* Start AVAILABLE RECORDS *

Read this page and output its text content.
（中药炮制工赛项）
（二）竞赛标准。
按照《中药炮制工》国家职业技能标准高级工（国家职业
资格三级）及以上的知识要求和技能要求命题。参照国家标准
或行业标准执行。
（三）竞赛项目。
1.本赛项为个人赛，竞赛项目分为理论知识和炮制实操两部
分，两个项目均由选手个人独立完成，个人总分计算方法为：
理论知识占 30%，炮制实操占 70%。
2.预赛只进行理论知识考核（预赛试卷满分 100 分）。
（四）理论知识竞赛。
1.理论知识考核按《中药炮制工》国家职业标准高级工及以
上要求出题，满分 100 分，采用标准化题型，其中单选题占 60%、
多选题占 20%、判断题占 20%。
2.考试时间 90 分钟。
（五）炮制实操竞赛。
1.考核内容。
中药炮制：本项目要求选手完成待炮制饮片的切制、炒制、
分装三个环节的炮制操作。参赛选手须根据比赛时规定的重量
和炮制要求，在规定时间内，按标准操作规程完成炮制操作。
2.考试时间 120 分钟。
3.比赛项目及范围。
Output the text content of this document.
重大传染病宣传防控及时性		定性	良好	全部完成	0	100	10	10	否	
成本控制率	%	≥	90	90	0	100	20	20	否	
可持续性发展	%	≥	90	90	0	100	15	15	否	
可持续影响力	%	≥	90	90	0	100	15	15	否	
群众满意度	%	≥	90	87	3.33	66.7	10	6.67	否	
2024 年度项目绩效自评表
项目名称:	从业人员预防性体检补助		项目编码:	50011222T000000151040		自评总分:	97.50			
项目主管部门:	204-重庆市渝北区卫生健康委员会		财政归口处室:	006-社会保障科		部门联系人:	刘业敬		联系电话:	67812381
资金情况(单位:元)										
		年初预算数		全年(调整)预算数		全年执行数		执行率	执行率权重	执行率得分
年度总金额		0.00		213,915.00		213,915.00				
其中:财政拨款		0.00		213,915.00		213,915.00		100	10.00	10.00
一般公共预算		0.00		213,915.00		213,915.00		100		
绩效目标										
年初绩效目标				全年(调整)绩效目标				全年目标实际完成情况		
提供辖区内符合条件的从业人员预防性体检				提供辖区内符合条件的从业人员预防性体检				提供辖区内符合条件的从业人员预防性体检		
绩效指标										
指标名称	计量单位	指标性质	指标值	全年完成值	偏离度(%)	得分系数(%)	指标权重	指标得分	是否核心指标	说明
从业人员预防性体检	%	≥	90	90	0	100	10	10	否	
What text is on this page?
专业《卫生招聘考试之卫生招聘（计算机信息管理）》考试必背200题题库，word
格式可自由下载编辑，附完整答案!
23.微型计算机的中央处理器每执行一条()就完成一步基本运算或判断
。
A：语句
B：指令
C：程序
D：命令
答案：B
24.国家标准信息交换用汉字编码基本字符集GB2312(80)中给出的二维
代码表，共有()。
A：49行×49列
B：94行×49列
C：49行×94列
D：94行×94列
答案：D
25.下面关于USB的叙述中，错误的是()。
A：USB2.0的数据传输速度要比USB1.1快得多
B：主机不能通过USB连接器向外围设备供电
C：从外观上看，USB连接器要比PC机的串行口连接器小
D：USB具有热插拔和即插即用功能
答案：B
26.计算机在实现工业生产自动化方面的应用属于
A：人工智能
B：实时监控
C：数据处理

* End AVAILABLE RECORDS *

*EXERCISE DETAILS:* Retype all of the material, keeping each line exact.

*RESULT OF THE TASK:*
Read this page and output its text content.
（中药炮制工赛项）
（二）竞赛标准。
按照《中药炮制工》国家职业技能标准高级工（国家职业
资格三级）及以上的知识要求和技能要求命题。参照国家标准
或行业标准执行。
（三）竞赛项目。
1.本赛项为个人赛，竞赛项目分为理论知识和炮制实操两部
分，两个项目均由选手个人独立完成，个人总分计算方法为：
理论知识占 30%，炮制实操占 70%。
2.预赛只进行理论知识考核（预赛试卷满分 100 分）。
（四）理论知识竞赛。
1.理论知识考核按《中药炮制工》国家职业标准高级工及以
上要求出题，满分 100 分，采用标准化题型，其中单选题占 60%、
多选题占 20%、判断题占 20%。
2.考试时间 90 分钟。
（五）炮制实操竞赛。
1.考核内容。
中药炮制：本项目要求选手完成待炮制饮片的切制、炒制、
分装三个环节的炮制操作。参赛选手须根据比赛时规定的重量
和炮制要求，在规定时间内，按标准操作规程完成炮制操作。
2.考试时间 120 分钟。
3.比赛项目及范围。
Output the text content of this document.
重大传染病宣传防控及时性		定性	良好	全部完成	0	100	10	10	否	
成本控制率	%	≥	90	90	0	100	20	20	否	
可持续性发展	%	≥	90	90	0	100	15	15	否	
可持续影响力	%	≥	90	90	0	100	15	15	否	
群众满意度	%	≥	90	87	3.33	66.7	10	6.67	否	
2024 年度项目绩效自评表
项目名称:	从业人员预防性体检补助		项目编码:	50011222T000000151040		自评总分:	97.50			
项目主管部门:	204-重庆市渝北区卫生健康委员会		财政归口处室:	006-社会保障科		部门联系人:	刘业敬		联系电话:	67812381
资金情况(单位:元)										
		年初预算数		全年(调整)预算数		全年执行数		执行率	执行率权重	执行率得分
年度总金额		0.00		213,915.00		213,915.00				
其中:财政拨款		0.00		213,915.00		213,915.00		100	10.00	10.00
一般公共预算		0.00		213,915.00		213,915.00		100		
绩效目标										
年初绩效目标				全年(调整)绩效目标				全年目标实际完成情况		
提供辖区内符合条件的从业人员预防性体检				提供辖区内符合条件的从业人员预防性体检				提供辖区内符合条件的从业人员预防性体检		
绩效指标										
指标名称	计量单位	指标性质	指标值	全年完成值	偏离度(%)	得分系数(%)	指标权重	指标得分	是否核心指标	说明
从业人员预防性体检	%	≥	90	90	0	100	10	10	否	
What text is on this page?
专业《卫生招聘考试之卫生招聘（计算机信息管理）》考试必背200题题库，word
格式可自由下载编辑，附完整答案!
23.微型计算机的中央处理器每执行一条()就完成一步基本运算或判断
。
A：语句
B：指令
C：程序
D：命令
答案：B
24.国家标准信息交换用汉字编码基本字符集GB2312(80)中给出的二维
代码表，共有()。
A：49行×49列
B：94行×49列
C：49行×94列
D：94行×94列
答案：D
25.下面关于USB的叙述中，错误的是()。
A：USB2.0的数据传输速度要比USB1.1快得多
B：主机不能通过USB连接器向外围设备供电
C：从外观上看，USB连接器要比PC机的串行口连接器小
D：USB具有热插拔和即插即用功能
答案：B
26.计算机在实现工业生产自动化方面的应用属于
A：人工智能
B：实时监控
C：数据处理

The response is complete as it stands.